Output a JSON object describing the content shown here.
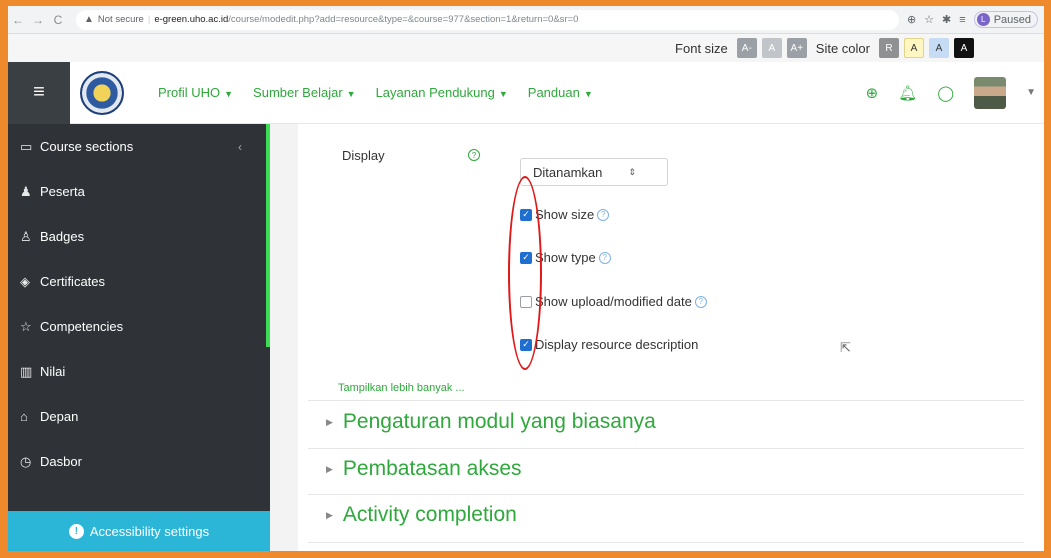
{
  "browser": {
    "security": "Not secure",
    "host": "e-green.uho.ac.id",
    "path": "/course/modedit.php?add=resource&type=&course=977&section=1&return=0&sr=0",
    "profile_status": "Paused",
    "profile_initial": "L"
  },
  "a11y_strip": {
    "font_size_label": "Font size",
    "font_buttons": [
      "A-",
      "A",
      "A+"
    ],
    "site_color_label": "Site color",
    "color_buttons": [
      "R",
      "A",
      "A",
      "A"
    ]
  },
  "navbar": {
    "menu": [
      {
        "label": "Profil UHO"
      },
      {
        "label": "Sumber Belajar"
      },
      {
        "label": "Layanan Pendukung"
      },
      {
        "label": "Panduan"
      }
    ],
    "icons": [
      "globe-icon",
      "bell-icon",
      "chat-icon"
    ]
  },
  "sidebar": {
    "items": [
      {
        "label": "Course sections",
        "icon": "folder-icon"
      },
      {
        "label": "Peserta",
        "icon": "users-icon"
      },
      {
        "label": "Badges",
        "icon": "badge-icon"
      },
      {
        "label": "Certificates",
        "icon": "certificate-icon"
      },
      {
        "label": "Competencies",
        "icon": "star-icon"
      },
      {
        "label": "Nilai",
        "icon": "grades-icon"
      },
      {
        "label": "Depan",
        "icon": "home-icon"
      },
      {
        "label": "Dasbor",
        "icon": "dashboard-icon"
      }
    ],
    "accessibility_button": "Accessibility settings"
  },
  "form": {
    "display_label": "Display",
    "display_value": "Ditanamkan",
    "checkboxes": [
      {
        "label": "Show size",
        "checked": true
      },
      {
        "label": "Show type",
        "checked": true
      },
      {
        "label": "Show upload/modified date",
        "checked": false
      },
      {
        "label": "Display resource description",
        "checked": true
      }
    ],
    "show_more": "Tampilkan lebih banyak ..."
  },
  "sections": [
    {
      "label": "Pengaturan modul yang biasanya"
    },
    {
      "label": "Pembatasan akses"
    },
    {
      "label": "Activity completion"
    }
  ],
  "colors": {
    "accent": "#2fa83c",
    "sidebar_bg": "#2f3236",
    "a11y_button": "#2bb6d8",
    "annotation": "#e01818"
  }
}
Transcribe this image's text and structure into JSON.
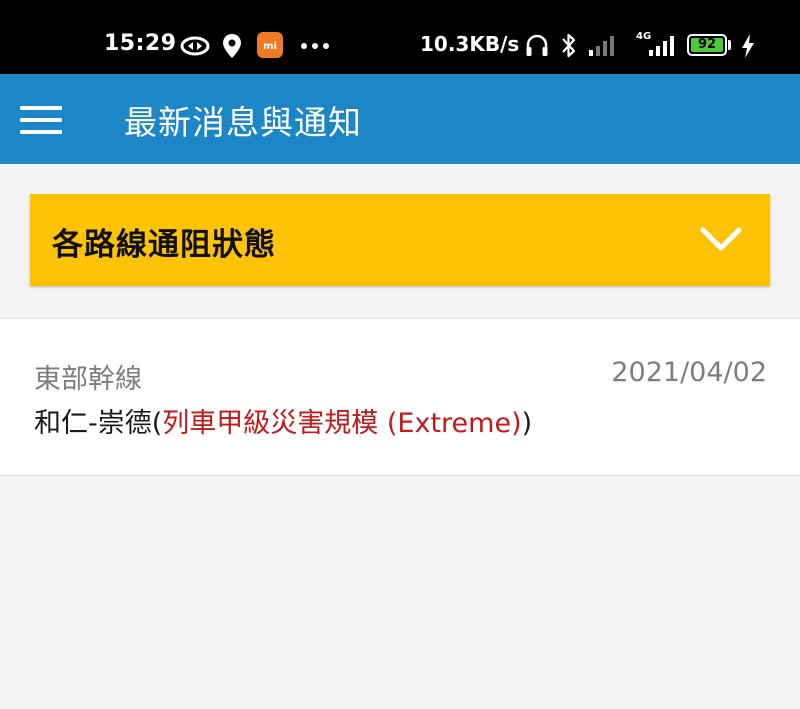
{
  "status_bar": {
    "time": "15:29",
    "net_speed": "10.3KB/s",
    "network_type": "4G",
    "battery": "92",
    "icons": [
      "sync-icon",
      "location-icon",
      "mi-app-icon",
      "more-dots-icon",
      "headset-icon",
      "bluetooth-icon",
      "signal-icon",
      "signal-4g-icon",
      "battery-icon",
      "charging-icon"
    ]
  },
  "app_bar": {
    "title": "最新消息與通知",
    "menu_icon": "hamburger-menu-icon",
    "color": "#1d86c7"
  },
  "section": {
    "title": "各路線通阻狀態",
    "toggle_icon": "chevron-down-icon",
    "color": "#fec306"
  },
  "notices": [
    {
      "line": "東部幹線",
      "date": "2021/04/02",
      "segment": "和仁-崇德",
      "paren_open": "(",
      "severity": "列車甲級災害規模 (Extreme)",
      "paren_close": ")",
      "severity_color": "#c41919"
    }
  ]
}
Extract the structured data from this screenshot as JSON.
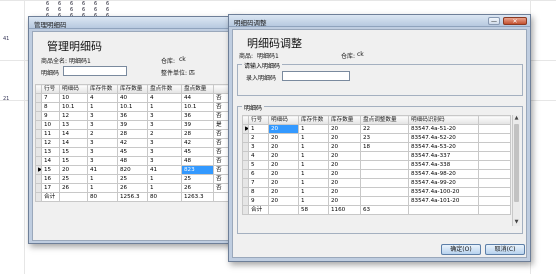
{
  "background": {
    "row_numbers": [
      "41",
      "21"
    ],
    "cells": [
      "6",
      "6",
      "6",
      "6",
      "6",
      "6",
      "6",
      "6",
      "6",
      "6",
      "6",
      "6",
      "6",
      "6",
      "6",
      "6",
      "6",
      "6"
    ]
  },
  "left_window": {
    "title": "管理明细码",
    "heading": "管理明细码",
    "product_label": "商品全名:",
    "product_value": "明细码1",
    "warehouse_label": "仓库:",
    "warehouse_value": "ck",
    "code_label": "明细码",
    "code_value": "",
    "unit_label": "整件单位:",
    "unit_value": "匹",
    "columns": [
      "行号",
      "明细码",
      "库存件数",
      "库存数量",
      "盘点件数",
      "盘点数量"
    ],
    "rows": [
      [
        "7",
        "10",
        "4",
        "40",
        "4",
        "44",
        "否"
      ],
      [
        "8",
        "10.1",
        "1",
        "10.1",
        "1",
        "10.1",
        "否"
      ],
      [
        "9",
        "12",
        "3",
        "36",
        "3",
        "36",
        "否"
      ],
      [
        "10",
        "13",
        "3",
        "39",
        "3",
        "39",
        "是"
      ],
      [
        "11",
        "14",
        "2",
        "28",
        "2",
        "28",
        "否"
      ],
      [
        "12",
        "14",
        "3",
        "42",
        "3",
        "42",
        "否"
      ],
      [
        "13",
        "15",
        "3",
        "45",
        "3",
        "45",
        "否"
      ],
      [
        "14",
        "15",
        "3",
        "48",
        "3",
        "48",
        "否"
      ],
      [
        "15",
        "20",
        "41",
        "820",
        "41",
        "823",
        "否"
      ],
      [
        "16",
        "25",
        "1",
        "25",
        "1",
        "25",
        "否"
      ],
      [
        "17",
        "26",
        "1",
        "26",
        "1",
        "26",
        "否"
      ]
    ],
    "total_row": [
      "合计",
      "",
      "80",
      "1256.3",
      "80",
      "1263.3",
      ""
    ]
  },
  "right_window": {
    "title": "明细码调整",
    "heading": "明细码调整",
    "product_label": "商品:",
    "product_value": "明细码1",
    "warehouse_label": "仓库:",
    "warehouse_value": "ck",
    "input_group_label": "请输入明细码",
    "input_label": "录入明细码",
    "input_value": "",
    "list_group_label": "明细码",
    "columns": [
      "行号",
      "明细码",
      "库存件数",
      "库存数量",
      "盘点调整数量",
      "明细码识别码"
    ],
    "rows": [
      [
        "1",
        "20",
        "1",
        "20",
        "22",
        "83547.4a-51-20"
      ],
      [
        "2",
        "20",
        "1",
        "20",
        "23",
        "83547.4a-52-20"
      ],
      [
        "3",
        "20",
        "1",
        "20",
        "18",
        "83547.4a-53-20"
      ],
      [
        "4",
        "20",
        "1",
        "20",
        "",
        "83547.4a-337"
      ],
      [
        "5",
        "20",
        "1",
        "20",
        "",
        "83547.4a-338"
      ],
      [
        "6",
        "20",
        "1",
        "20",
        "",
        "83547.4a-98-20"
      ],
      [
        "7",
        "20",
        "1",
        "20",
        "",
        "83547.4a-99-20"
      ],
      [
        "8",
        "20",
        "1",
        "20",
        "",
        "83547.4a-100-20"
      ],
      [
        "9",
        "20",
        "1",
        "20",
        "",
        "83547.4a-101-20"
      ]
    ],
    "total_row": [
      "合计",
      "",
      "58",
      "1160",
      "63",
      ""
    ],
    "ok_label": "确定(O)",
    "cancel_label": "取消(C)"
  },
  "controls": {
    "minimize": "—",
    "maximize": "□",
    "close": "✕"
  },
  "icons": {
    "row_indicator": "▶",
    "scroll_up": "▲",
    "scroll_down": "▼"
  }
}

============

◆ **Stated exercise**: Tell how many lines in the material above include the word "title", giving the number only.

◆ **Response**: 4